● **The request**
Copy out each line of the data that holds the word "飞机电子设备维修".

● **Provided records**

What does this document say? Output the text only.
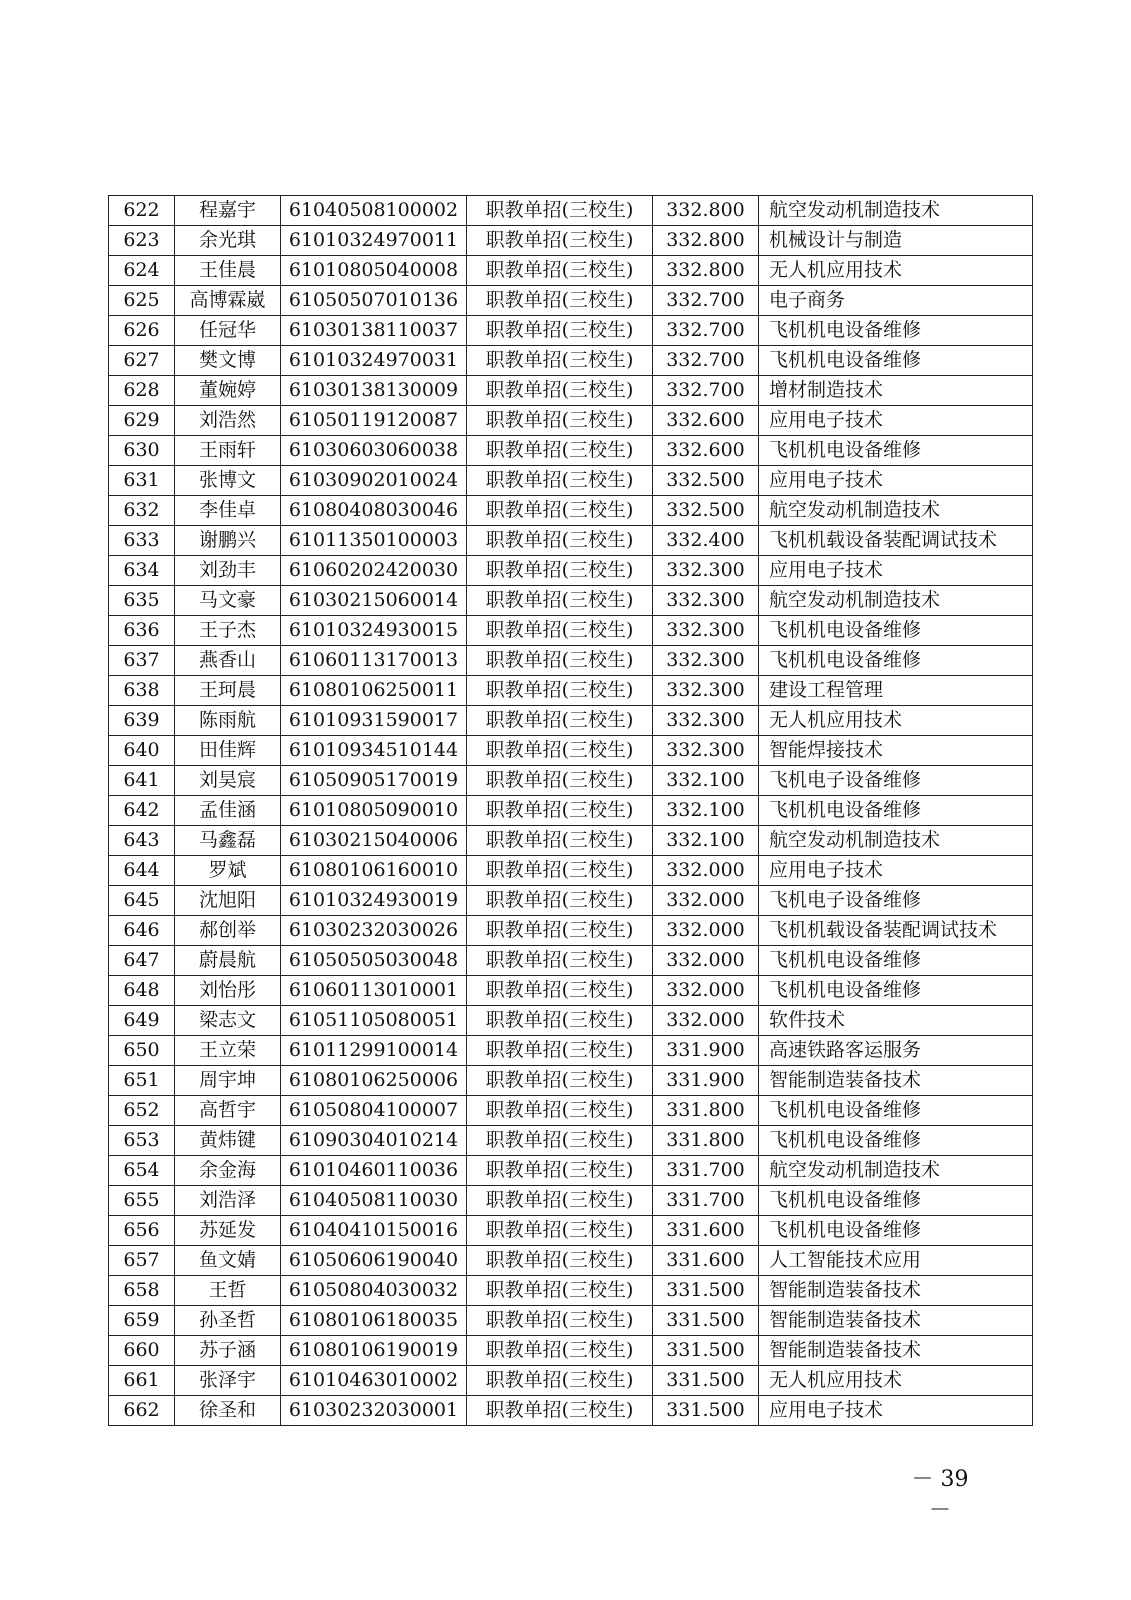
622	程嘉宇	61040508100002	职教单招(三校生)	332.800	航空发动机制造技术
623	余光琪	61010324970011	职教单招(三校生)	332.800	机械设计与制造
624	王佳晨	61010805040008	职教单招(三校生)	332.800	无人机应用技术
625	高博霖崴	61050507010136	职教单招(三校生)	332.700	电子商务
626	任冠华	61030138110037	职教单招(三校生)	332.700	飞机机电设备维修
627	樊文博	61010324970031	职教单招(三校生)	332.700	飞机机电设备维修
628	董婉婷	61030138130009	职教单招(三校生)	332.700	增材制造技术
629	刘浩然	61050119120087	职教单招(三校生)	332.600	应用电子技术
630	王雨轩	61030603060038	职教单招(三校生)	332.600	飞机机电设备维修
631	张博文	61030902010024	职教单招(三校生)	332.500	应用电子技术
632	李佳卓	61080408030046	职教单招(三校生)	332.500	航空发动机制造技术
633	谢鹏兴	61011350100003	职教单招(三校生)	332.400	飞机机载设备装配调试技术
634	刘劲丰	61060202420030	职教单招(三校生)	332.300	应用电子技术
635	马文豪	61030215060014	职教单招(三校生)	332.300	航空发动机制造技术
636	王子杰	61010324930015	职教单招(三校生)	332.300	飞机机电设备维修
637	燕香山	61060113170013	职教单招(三校生)	332.300	飞机机电设备维修
638	王珂晨	61080106250011	职教单招(三校生)	332.300	建设工程管理
639	陈雨航	61010931590017	职教单招(三校生)	332.300	无人机应用技术
640	田佳辉	61010934510144	职教单招(三校生)	332.300	智能焊接技术
641	刘昊宸	61050905170019	职教单招(三校生)	332.100	飞机电子设备维修
642	孟佳涵	61010805090010	职教单招(三校生)	332.100	飞机机电设备维修
643	马鑫磊	61030215040006	职教单招(三校生)	332.100	航空发动机制造技术
644	罗斌	61080106160010	职教单招(三校生)	332.000	应用电子技术
645	沈旭阳	61010324930019	职教单招(三校生)	332.000	飞机电子设备维修
646	郝创举	61030232030026	职教单招(三校生)	332.000	飞机机载设备装配调试技术
647	蔚晨航	61050505030048	职教单招(三校生)	332.000	飞机机电设备维修
648	刘怡彤	61060113010001	职教单招(三校生)	332.000	飞机机电设备维修
649	梁志文	61051105080051	职教单招(三校生)	332.000	软件技术
650	王立荣	61011299100014	职教单招(三校生)	331.900	高速铁路客运服务
651	周宇坤	61080106250006	职教单招(三校生)	331.900	智能制造装备技术
652	高哲宇	61050804100007	职教单招(三校生)	331.800	飞机机电设备维修
653	黄炜键	61090304010214	职教单招(三校生)	331.800	飞机机电设备维修
654	余金海	61010460110036	职教单招(三校生)	331.700	航空发动机制造技术
655	刘浩泽	61040508110030	职教单招(三校生)	331.700	飞机机电设备维修
656	苏延发	61040410150016	职教单招(三校生)	331.600	飞机机电设备维修
657	鱼文婧	61050606190040	职教单招(三校生)	331.600	人工智能技术应用
658	王哲	61050804030032	职教单招(三校生)	331.500	智能制造装备技术
659	孙圣哲	61080106180035	职教单招(三校生)	331.500	智能制造装备技术
660	苏子涵	61080106190019	职教单招(三校生)	331.500	智能制造装备技术
661	张泽宇	61010463010002	职教单招(三校生)	331.500	无人机应用技术
662	徐圣和	61030232030001	职教单招(三校生)	331.500	应用电子技术
－ 39 －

● **Exercise response**
641	刘昊宸	61050905170019	职教单招(三校生)	332.100	飞机电子设备维修
645	沈旭阳	61010324930019	职教单招(三校生)	332.000	飞机电子设备维修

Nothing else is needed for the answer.